(Beginning of EXERCISE INPUT)
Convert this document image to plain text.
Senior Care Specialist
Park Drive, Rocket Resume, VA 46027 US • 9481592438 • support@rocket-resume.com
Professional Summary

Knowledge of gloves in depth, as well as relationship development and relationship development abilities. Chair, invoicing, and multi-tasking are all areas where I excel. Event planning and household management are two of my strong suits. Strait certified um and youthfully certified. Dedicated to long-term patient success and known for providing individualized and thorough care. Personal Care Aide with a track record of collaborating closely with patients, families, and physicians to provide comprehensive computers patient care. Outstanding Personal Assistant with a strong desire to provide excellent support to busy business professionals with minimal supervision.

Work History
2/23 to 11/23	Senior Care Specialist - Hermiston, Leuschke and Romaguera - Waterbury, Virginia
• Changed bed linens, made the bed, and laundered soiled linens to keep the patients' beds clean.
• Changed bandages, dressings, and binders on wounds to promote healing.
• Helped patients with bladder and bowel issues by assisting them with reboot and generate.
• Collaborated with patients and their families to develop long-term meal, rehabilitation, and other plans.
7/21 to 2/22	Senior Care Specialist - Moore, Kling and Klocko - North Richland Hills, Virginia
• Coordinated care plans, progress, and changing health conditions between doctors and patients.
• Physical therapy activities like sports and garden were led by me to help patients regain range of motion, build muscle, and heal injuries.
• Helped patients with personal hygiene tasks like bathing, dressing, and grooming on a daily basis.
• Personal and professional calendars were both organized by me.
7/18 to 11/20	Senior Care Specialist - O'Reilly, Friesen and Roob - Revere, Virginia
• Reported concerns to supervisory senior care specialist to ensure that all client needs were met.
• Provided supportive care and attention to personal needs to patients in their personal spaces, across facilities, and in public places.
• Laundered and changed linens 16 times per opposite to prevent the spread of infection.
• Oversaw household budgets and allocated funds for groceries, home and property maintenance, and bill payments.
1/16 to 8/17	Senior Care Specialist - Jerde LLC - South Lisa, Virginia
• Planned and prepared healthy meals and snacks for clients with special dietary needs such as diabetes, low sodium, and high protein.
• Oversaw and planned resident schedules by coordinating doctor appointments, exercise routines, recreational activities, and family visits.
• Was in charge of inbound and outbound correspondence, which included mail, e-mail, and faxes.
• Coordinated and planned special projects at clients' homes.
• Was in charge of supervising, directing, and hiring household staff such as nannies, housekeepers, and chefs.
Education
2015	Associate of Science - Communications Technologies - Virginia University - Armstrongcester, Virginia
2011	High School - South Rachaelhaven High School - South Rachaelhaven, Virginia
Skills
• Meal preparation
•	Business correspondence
(End of EXERCISE INPUT)
Output the records verbatim, from the first line to the last.

Convert this document image to plain text.
Senior Care Specialist
Park Drive, Rocket Resume, VA 46027 US • 9481592438 • support@rocket-resume.com
Professional Summary

Knowledge of gloves in depth, as well as relationship development and relationship development abilities. Chair, invoicing, and multi-tasking are all areas where I excel. Event planning and household management are two of my strong suits. Strait certified um and youthfully certified. Dedicated to long-term patient success and known for providing individualized and thorough care. Personal Care Aide with a track record of collaborating closely with patients, families, and physicians to provide comprehensive computers patient care. Outstanding Personal Assistant with a strong desire to provide excellent support to busy business professionals with minimal supervision.

Work History
2/23 to 11/23	Senior Care Specialist - Hermiston, Leuschke and Romaguera - Waterbury, Virginia
• Changed bed linens, made the bed, and laundered soiled linens to keep the patients' beds clean.
• Changed bandages, dressings, and binders on wounds to promote healing.
• Helped patients with bladder and bowel issues by assisting them with reboot and generate.
• Collaborated with patients and their families to develop long-term meal, rehabilitation, and other plans.
7/21 to 2/22	Senior Care Specialist - Moore, Kling and Klocko - North Richland Hills, Virginia
• Coordinated care plans, progress, and changing health conditions between doctors and patients.
• Physical therapy activities like sports and garden were led by me to help patients regain range of motion, build muscle, and heal injuries.
• Helped patients with personal hygiene tasks like bathing, dressing, and grooming on a daily basis.
• Personal and professional calendars were both organized by me.
7/18 to 11/20	Senior Care Specialist - O'Reilly, Friesen and Roob - Revere, Virginia
• Reported concerns to supervisory senior care specialist to ensure that all client needs were met.
• Provided supportive care and attention to personal needs to patients in their personal spaces, across facilities, and in public places.
• Laundered and changed linens 16 times per opposite to prevent the spread of infection.
• Oversaw household budgets and allocated funds for groceries, home and property maintenance, and bill payments.
1/16 to 8/17	Senior Care Specialist - Jerde LLC - South Lisa, Virginia
• Planned and prepared healthy meals and snacks for clients with special dietary needs such as diabetes, low sodium, and high protein.
• Oversaw and planned resident schedules by coordinating doctor appointments, exercise routines, recreational activities, and family visits.
• Was in charge of inbound and outbound correspondence, which included mail, e-mail, and faxes.
• Coordinated and planned special projects at clients' homes.
• Was in charge of supervising, directing, and hiring household staff such as nannies, housekeepers, and chefs.
Education
2015	Associate of Science - Communications Technologies - Virginia University - Armstrongcester, Virginia
2011	High School - South Rachaelhaven High School - South Rachaelhaven, Virginia
Skills
• Meal preparation
•	Business correspondence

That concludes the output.